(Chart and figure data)
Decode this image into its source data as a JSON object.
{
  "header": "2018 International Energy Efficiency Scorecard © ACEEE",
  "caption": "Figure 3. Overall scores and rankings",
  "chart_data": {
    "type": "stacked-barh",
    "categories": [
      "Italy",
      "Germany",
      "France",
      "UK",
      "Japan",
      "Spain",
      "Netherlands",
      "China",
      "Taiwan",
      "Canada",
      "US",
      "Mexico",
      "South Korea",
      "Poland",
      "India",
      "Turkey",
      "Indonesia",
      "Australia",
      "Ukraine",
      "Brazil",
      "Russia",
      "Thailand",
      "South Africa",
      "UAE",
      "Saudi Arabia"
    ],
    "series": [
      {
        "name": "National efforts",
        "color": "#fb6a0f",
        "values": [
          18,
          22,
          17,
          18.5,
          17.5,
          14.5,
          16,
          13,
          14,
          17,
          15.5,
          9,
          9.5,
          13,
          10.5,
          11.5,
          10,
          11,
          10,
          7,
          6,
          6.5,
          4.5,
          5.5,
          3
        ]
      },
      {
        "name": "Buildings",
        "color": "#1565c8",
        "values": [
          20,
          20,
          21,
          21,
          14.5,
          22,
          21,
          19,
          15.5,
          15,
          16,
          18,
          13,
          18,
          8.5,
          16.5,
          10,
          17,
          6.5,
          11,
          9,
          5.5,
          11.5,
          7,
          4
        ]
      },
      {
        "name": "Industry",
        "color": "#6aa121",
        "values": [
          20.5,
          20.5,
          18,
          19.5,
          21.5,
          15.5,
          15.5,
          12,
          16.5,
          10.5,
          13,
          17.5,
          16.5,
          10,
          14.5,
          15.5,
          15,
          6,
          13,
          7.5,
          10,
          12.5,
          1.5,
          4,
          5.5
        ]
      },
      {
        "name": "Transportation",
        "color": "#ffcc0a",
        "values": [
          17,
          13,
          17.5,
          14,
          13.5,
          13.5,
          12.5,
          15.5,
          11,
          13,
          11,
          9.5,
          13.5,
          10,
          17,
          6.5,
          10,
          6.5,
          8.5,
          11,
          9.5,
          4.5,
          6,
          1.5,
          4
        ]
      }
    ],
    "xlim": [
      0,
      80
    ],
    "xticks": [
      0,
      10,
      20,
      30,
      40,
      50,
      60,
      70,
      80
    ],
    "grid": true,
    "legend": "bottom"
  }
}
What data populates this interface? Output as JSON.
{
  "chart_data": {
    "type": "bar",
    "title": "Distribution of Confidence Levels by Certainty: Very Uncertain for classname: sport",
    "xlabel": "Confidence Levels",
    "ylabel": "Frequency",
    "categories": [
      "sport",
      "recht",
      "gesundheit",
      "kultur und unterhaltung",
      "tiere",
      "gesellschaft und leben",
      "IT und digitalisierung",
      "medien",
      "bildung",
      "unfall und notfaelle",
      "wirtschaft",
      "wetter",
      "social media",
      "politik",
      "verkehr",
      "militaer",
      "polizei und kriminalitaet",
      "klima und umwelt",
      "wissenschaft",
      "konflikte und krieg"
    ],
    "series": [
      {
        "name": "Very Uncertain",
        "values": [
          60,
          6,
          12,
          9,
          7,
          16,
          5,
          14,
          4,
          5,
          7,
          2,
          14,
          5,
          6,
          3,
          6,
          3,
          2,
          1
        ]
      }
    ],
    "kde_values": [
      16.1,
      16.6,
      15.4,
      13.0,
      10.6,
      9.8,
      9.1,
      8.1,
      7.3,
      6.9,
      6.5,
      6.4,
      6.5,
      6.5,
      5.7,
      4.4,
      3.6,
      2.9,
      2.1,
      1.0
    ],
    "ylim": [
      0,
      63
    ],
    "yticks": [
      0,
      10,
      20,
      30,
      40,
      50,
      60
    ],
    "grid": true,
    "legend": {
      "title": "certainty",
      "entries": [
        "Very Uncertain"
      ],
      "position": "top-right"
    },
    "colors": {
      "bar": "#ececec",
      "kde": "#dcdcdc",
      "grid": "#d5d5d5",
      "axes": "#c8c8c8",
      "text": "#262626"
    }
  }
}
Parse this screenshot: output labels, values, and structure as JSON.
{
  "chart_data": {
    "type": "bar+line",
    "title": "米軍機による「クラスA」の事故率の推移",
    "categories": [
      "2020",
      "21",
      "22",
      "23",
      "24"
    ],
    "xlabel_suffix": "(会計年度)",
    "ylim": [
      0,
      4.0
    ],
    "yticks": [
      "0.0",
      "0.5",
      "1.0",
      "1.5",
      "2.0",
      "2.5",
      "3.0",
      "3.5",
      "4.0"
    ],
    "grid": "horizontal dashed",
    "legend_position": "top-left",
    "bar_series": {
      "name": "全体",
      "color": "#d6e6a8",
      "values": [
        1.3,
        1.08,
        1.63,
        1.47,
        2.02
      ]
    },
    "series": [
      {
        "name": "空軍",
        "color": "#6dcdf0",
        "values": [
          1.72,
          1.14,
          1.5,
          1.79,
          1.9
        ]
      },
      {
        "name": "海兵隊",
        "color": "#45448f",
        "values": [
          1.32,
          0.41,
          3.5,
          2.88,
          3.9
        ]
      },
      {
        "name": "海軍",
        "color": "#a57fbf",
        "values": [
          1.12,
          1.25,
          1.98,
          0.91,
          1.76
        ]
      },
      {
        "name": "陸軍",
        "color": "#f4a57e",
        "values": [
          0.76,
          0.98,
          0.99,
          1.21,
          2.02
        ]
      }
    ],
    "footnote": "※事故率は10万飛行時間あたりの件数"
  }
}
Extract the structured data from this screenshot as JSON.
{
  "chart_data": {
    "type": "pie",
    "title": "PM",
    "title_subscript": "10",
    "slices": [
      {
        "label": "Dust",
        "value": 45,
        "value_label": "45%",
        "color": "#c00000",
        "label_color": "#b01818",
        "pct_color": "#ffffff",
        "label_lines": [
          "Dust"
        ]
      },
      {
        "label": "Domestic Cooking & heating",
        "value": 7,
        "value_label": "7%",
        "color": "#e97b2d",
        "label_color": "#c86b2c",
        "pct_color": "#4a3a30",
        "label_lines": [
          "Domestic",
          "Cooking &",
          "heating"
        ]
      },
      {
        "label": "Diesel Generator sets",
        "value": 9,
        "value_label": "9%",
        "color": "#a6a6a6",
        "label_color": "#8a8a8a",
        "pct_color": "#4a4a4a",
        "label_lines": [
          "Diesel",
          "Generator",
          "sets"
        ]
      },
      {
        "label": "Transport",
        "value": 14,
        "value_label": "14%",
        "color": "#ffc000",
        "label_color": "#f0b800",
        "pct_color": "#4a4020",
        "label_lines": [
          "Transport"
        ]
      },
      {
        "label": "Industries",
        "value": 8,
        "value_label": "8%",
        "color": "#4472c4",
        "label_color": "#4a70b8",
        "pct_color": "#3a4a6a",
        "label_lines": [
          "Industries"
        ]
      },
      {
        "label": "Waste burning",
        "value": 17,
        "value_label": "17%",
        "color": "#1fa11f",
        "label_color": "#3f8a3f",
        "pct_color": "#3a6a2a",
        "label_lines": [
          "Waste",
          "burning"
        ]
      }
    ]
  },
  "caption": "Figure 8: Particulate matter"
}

(Written task) Transcribe the material above in its entirety. Match it exactly.

(Solution for this exercise)
Decode this image into its source data as a JSON object.
{
  "header": "2018 International Energy Efficiency Scorecard © ACEEE",
  "caption": "Figure 3. Overall scores and rankings",
  "chart_data": {
    "type": "stacked-barh",
    "categories": [
      "Italy",
      "Germany",
      "France",
      "UK",
      "Japan",
      "Spain",
      "Netherlands",
      "China",
      "Taiwan",
      "Canada",
      "US",
      "Mexico",
      "South Korea",
      "Poland",
      "India",
      "Turkey",
      "Indonesia",
      "Australia",
      "Ukraine",
      "Brazil",
      "Russia",
      "Thailand",
      "South Africa",
      "UAE",
      "Saudi Arabia"
    ],
    "series": [
      {
        "name": "National efforts",
        "color": "#fb6a0f",
        "values": [
          18,
          22,
          17,
          18.5,
          17.5,
          14.5,
          16,
          13,
          14,
          17,
          15.5,
          9,
          9.5,
          13,
          10.5,
          11.5,
          10,
          11,
          10,
          7,
          6,
          6.5,
          4.5,
          5.5,
          3
        ]
      },
      {
        "name": "Buildings",
        "color": "#1565c8",
        "values": [
          20,
          20,
          21,
          21,
          14.5,
          22,
          21,
          19,
          15.5,
          15,
          16,
          18,
          13,
          18,
          8.5,
          16.5,
          10,
          17,
          6.5,
          11,
          9,
          5.5,
          11.5,
          7,
          4
        ]
      },
      {
        "name": "Industry",
        "color": "#6aa121",
        "values": [
          20.5,
          20.5,
          18,
          19.5,
          21.5,
          15.5,
          15.5,
          12,
          16.5,
          10.5,
          13,
          17.5,
          16.5,
          10,
          14.5,
          15.5,
          15,
          6,
          13,
          7.5,
          10,
          12.5,
          1.5,
          4,
          5.5
        ]
      },
      {
        "name": "Transportation",
        "color": "#ffcc0a",
        "values": [
          17,
          13,
          17.5,
          14,
          13.5,
          13.5,
          12.5,
          15.5,
          11,
          13,
          11,
          9.5,
          13.5,
          10,
          17,
          6.5,
          10,
          6.5,
          8.5,
          11,
          9.5,
          4.5,
          6,
          1.5,
          4
        ]
      }
    ],
    "xlim": [
      0,
      80
    ],
    "xticks": [
      0,
      10,
      20,
      30,
      40,
      50,
      60,
      70,
      80
    ],
    "grid": true,
    "legend": "bottom"
  }
}
What data populates this interface? Output as JSON.
{
  "chart_data": {
    "type": "bar",
    "title": "Distribution of Confidence Levels by Certainty: Very Uncertain for classname: sport",
    "xlabel": "Confidence Levels",
    "ylabel": "Frequency",
    "categories": [
      "sport",
      "recht",
      "gesundheit",
      "kultur und unterhaltung",
      "tiere",
      "gesellschaft und leben",
      "IT und digitalisierung",
      "medien",
      "bildung",
      "unfall und notfaelle",
      "wirtschaft",
      "wetter",
      "social media",
      "politik",
      "verkehr",
      "militaer",
      "polizei und kriminalitaet",
      "klima und umwelt",
      "wissenschaft",
      "konflikte und krieg"
    ],
    "series": [
      {
        "name": "Very Uncertain",
        "values": [
          60,
          6,
          12,
          9,
          7,
          16,
          5,
          14,
          4,
          5,
          7,
          2,
          14,
          5,
          6,
          3,
          6,
          3,
          2,
          1
        ]
      }
    ],
    "kde_values": [
      16.1,
      16.6,
      15.4,
      13.0,
      10.6,
      9.8,
      9.1,
      8.1,
      7.3,
      6.9,
      6.5,
      6.4,
      6.5,
      6.5,
      5.7,
      4.4,
      3.6,
      2.9,
      2.1,
      1.0
    ],
    "ylim": [
      0,
      63
    ],
    "yticks": [
      0,
      10,
      20,
      30,
      40,
      50,
      60
    ],
    "grid": true,
    "legend": {
      "title": "certainty",
      "entries": [
        "Very Uncertain"
      ],
      "position": "top-right"
    },
    "colors": {
      "bar": "#ececec",
      "kde": "#dcdcdc",
      "grid": "#d5d5d5",
      "axes": "#c8c8c8",
      "text": "#262626"
    }
  }
}
Parse this screenshot: output labels, values, and structure as JSON.
{
  "chart_data": {
    "type": "bar+line",
    "title": "米軍機による「クラスA」の事故率の推移",
    "categories": [
      "2020",
      "21",
      "22",
      "23",
      "24"
    ],
    "xlabel_suffix": "(会計年度)",
    "ylim": [
      0,
      4.0
    ],
    "yticks": [
      "0.0",
      "0.5",
      "1.0",
      "1.5",
      "2.0",
      "2.5",
      "3.0",
      "3.5",
      "4.0"
    ],
    "grid": "horizontal dashed",
    "legend_position": "top-left",
    "bar_series": {
      "name": "全体",
      "color": "#d6e6a8",
      "values": [
        1.3,
        1.08,
        1.63,
        1.47,
        2.02
      ]
    },
    "series": [
      {
        "name": "空軍",
        "color": "#6dcdf0",
        "values": [
          1.72,
          1.14,
          1.5,
          1.79,
          1.9
        ]
      },
      {
        "name": "海兵隊",
        "color": "#45448f",
        "values": [
          1.32,
          0.41,
          3.5,
          2.88,
          3.9
        ]
      },
      {
        "name": "海軍",
        "color": "#a57fbf",
        "values": [
          1.12,
          1.25,
          1.98,
          0.91,
          1.76
        ]
      },
      {
        "name": "陸軍",
        "color": "#f4a57e",
        "values": [
          0.76,
          0.98,
          0.99,
          1.21,
          2.02
        ]
      }
    ],
    "footnote": "※事故率は10万飛行時間あたりの件数"
  }
}
Extract the structured data from this screenshot as JSON.
{
  "chart_data": {
    "type": "pie",
    "title": "PM",
    "title_subscript": "10",
    "slices": [
      {
        "label": "Dust",
        "value": 45,
        "value_label": "45%",
        "color": "#c00000",
        "label_color": "#b01818",
        "pct_color": "#ffffff",
        "label_lines": [
          "Dust"
        ]
      },
      {
        "label": "Domestic Cooking & heating",
        "value": 7,
        "value_label": "7%",
        "color": "#e97b2d",
        "label_color": "#c86b2c",
        "pct_color": "#4a3a30",
        "label_lines": [
          "Domestic",
          "Cooking &",
          "heating"
        ]
      },
      {
        "label": "Diesel Generator sets",
        "value": 9,
        "value_label": "9%",
        "color": "#a6a6a6",
        "label_color": "#8a8a8a",
        "pct_color": "#4a4a4a",
        "label_lines": [
          "Diesel",
          "Generator",
          "sets"
        ]
      },
      {
        "label": "Transport",
        "value": 14,
        "value_label": "14%",
        "color": "#ffc000",
        "label_color": "#f0b800",
        "pct_color": "#4a4020",
        "label_lines": [
          "Transport"
        ]
      },
      {
        "label": "Industries",
        "value": 8,
        "value_label": "8%",
        "color": "#4472c4",
        "label_color": "#4a70b8",
        "pct_color": "#3a4a6a",
        "label_lines": [
          "Industries"
        ]
      },
      {
        "label": "Waste burning",
        "value": 17,
        "value_label": "17%",
        "color": "#1fa11f",
        "label_color": "#3f8a3f",
        "pct_color": "#3a6a2a",
        "label_lines": [
          "Waste",
          "burning"
        ]
      }
    ]
  },
  "caption": "Figure 8: Particulate matter"
}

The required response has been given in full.